(What the exercise asks) Would you extract the whole listing below and retype it exactly?

───── Stored rows

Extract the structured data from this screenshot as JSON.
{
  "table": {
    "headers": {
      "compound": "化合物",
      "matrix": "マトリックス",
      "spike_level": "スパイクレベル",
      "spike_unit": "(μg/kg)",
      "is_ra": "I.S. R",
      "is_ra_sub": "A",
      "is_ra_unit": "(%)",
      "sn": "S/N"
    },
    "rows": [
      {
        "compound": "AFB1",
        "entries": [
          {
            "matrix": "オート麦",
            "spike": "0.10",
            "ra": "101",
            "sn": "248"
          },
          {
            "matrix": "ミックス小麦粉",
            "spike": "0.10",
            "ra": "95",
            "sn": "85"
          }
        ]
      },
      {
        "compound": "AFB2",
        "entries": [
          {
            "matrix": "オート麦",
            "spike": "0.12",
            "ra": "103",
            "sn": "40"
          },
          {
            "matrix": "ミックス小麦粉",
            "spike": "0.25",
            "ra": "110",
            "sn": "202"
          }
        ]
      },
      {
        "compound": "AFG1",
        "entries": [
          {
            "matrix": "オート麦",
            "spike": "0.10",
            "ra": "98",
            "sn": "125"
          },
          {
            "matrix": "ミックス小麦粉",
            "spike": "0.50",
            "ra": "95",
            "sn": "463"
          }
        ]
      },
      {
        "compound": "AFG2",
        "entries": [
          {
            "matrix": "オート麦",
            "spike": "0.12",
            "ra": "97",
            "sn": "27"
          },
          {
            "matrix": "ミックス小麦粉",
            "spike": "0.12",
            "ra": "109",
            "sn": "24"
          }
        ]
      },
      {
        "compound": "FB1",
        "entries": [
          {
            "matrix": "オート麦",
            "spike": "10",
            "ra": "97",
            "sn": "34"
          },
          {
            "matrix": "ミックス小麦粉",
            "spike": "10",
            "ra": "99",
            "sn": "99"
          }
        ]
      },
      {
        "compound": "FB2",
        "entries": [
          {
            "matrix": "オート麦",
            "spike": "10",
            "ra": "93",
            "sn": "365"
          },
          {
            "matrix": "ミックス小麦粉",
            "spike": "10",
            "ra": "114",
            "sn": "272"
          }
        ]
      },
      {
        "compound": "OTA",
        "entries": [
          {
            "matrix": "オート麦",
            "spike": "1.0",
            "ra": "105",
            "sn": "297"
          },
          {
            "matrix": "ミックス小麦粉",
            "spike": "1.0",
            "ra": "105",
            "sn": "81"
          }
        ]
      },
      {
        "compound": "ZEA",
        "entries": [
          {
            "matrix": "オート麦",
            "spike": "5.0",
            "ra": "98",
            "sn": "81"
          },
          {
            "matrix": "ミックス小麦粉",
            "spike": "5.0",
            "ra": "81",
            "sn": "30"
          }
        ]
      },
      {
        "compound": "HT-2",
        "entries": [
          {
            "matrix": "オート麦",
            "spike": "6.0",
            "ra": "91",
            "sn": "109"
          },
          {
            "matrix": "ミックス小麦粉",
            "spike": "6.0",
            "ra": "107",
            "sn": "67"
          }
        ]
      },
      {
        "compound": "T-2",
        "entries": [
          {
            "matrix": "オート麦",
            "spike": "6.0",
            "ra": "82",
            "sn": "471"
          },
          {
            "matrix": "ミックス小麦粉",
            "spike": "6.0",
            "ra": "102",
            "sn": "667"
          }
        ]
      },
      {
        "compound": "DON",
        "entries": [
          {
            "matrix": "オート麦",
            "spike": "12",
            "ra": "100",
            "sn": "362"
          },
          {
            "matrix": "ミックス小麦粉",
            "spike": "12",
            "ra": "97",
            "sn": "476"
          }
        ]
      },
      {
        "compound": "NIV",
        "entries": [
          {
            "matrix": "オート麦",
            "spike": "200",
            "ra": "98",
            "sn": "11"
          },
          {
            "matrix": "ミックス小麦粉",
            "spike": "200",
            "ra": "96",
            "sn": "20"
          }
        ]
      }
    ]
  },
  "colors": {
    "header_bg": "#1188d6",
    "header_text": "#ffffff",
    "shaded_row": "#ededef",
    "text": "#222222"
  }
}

──────────

(Answer to this task)
Extract the structured data from this screenshot as JSON.
{
  "table": {
    "headers": {
      "compound": "化合物",
      "matrix": "マトリックス",
      "spike_level": "スパイクレベル",
      "spike_unit": "(μg/kg)",
      "is_ra": "I.S. R",
      "is_ra_sub": "A",
      "is_ra_unit": "(%)",
      "sn": "S/N"
    },
    "rows": [
      {
        "compound": "AFB1",
        "entries": [
          {
            "matrix": "オート麦",
            "spike": "0.10",
            "ra": "101",
            "sn": "248"
          },
          {
            "matrix": "ミックス小麦粉",
            "spike": "0.10",
            "ra": "95",
            "sn": "85"
          }
        ]
      },
      {
        "compound": "AFB2",
        "entries": [
          {
            "matrix": "オート麦",
            "spike": "0.12",
            "ra": "103",
            "sn": "40"
          },
          {
            "matrix": "ミックス小麦粉",
            "spike": "0.25",
            "ra": "110",
            "sn": "202"
          }
        ]
      },
      {
        "compound": "AFG1",
        "entries": [
          {
            "matrix": "オート麦",
            "spike": "0.10",
            "ra": "98",
            "sn": "125"
          },
          {
            "matrix": "ミックス小麦粉",
            "spike": "0.50",
            "ra": "95",
            "sn": "463"
          }
        ]
      },
      {
        "compound": "AFG2",
        "entries": [
          {
            "matrix": "オート麦",
            "spike": "0.12",
            "ra": "97",
            "sn": "27"
          },
          {
            "matrix": "ミックス小麦粉",
            "spike": "0.12",
            "ra": "109",
            "sn": "24"
          }
        ]
      },
      {
        "compound": "FB1",
        "entries": [
          {
            "matrix": "オート麦",
            "spike": "10",
            "ra": "97",
            "sn": "34"
          },
          {
            "matrix": "ミックス小麦粉",
            "spike": "10",
            "ra": "99",
            "sn": "99"
          }
        ]
      },
      {
        "compound": "FB2",
        "entries": [
          {
            "matrix": "オート麦",
            "spike": "10",
            "ra": "93",
            "sn": "365"
          },
          {
            "matrix": "ミックス小麦粉",
            "spike": "10",
            "ra": "114",
            "sn": "272"
          }
        ]
      },
      {
        "compound": "OTA",
        "entries": [
          {
            "matrix": "オート麦",
            "spike": "1.0",
            "ra": "105",
            "sn": "297"
          },
          {
            "matrix": "ミックス小麦粉",
            "spike": "1.0",
            "ra": "105",
            "sn": "81"
          }
        ]
      },
      {
        "compound": "ZEA",
        "entries": [
          {
            "matrix": "オート麦",
            "spike": "5.0",
            "ra": "98",
            "sn": "81"
          },
          {
            "matrix": "ミックス小麦粉",
            "spike": "5.0",
            "ra": "81",
            "sn": "30"
          }
        ]
      },
      {
        "compound": "HT-2",
        "entries": [
          {
            "matrix": "オート麦",
            "spike": "6.0",
            "ra": "91",
            "sn": "109"
          },
          {
            "matrix": "ミックス小麦粉",
            "spike": "6.0",
            "ra": "107",
            "sn": "67"
          }
        ]
      },
      {
        "compound": "T-2",
        "entries": [
          {
            "matrix": "オート麦",
            "spike": "6.0",
            "ra": "82",
            "sn": "471"
          },
          {
            "matrix": "ミックス小麦粉",
            "spike": "6.0",
            "ra": "102",
            "sn": "667"
          }
        ]
      },
      {
        "compound": "DON",
        "entries": [
          {
            "matrix": "オート麦",
            "spike": "12",
            "ra": "100",
            "sn": "362"
          },
          {
            "matrix": "ミックス小麦粉",
            "spike": "12",
            "ra": "97",
            "sn": "476"
          }
        ]
      },
      {
        "compound": "NIV",
        "entries": [
          {
            "matrix": "オート麦",
            "spike": "200",
            "ra": "98",
            "sn": "11"
          },
          {
            "matrix": "ミックス小麦粉",
            "spike": "200",
            "ra": "96",
            "sn": "20"
          }
        ]
      }
    ]
  },
  "colors": {
    "header_bg": "#1188d6",
    "header_text": "#ffffff",
    "shaded_row": "#ededef",
    "text": "#222222"
  }
}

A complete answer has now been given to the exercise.